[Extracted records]

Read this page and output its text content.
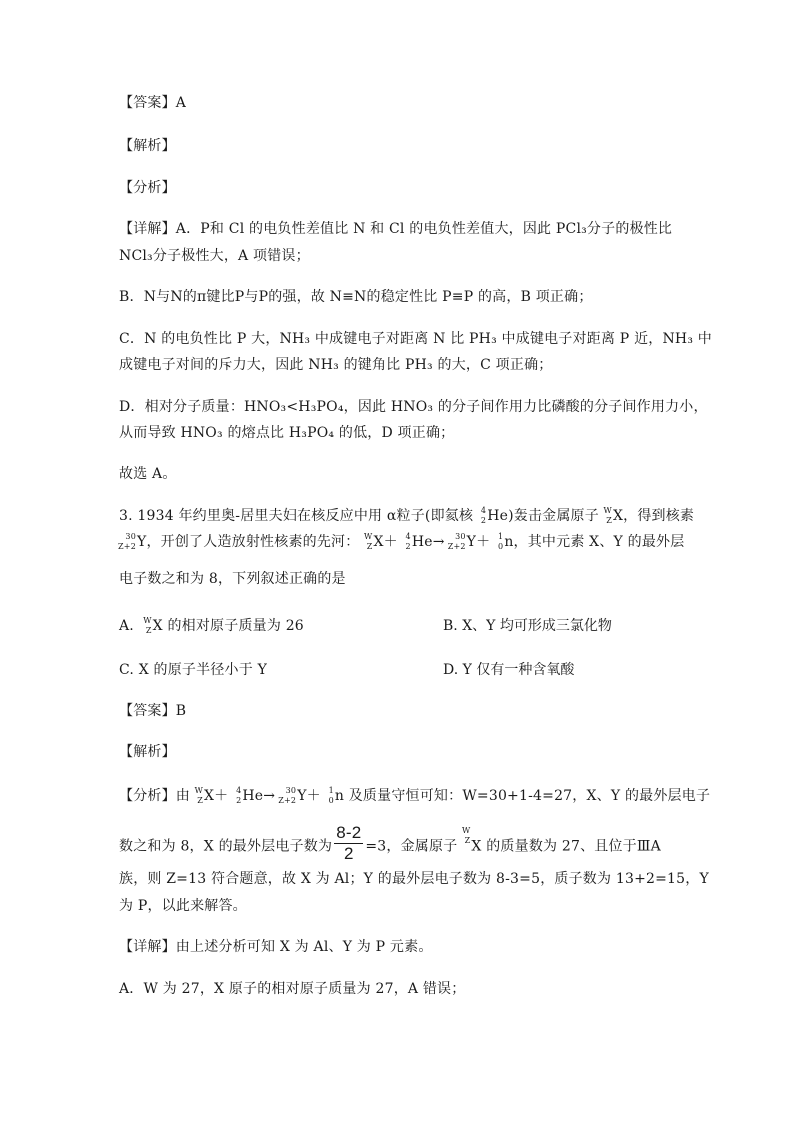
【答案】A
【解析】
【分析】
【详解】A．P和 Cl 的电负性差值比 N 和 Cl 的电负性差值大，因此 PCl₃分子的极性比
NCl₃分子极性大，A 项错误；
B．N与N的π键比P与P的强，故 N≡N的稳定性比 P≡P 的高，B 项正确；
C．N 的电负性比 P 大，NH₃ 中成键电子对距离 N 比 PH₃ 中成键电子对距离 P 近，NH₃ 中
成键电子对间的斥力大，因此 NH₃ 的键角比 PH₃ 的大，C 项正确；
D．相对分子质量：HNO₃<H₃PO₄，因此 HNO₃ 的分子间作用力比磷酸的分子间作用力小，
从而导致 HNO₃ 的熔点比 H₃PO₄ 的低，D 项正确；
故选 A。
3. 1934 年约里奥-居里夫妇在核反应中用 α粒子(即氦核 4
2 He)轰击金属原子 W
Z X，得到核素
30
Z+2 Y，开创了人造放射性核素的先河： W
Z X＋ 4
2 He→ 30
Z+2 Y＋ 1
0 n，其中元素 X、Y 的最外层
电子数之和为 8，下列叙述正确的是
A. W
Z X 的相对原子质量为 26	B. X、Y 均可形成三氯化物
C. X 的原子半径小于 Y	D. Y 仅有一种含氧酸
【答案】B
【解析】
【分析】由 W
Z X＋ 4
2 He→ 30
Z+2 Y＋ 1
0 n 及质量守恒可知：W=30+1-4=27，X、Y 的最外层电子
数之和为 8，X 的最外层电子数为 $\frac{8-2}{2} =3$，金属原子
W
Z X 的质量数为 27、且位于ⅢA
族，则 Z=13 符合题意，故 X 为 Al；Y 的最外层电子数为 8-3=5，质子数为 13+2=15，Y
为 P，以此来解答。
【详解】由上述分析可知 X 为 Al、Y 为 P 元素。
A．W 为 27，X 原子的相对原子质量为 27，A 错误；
---
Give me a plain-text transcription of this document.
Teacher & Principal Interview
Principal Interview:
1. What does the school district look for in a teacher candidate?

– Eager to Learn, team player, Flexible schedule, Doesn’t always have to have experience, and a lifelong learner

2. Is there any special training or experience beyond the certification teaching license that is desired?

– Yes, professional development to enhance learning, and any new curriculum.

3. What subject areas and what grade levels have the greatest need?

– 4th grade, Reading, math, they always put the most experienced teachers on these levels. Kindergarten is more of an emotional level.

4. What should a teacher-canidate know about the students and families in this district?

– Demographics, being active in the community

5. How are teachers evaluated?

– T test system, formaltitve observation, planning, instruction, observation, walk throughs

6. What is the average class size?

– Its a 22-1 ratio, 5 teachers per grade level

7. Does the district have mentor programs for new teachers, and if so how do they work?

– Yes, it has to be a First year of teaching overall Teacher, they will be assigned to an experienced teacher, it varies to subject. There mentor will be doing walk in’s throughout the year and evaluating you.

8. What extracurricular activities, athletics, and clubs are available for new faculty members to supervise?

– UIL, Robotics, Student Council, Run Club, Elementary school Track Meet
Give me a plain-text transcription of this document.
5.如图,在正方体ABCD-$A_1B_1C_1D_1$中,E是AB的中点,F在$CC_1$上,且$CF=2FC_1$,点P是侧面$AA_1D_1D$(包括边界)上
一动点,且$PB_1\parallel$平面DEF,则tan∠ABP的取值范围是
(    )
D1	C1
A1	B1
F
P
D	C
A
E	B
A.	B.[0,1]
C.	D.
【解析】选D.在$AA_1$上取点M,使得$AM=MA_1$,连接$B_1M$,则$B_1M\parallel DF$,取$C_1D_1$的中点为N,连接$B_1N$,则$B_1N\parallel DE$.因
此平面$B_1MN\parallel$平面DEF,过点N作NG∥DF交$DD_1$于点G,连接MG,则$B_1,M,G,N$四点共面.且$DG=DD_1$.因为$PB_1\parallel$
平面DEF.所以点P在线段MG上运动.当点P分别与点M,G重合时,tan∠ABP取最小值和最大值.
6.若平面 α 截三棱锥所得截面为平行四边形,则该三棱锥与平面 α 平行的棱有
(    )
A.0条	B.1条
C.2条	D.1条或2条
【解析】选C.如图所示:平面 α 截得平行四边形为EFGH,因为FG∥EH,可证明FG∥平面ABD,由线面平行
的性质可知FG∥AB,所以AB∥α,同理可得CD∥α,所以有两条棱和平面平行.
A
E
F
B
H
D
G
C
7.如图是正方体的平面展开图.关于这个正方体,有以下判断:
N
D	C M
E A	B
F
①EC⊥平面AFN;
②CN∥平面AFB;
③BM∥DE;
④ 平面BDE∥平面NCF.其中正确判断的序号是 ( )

[TASK TO COMPLETE]
Identify every line above with the string "subject" in it. Copy those lines.

[EXERCISE OUTPUT]
3. What subject areas and what grade levels have the greatest need?
– Yes, it has to be a First year of teaching overall Teacher, they will be assigned to an experienced teacher, it varies to subject. There mentor will be doing walk in’s throughout the year and evaluating you.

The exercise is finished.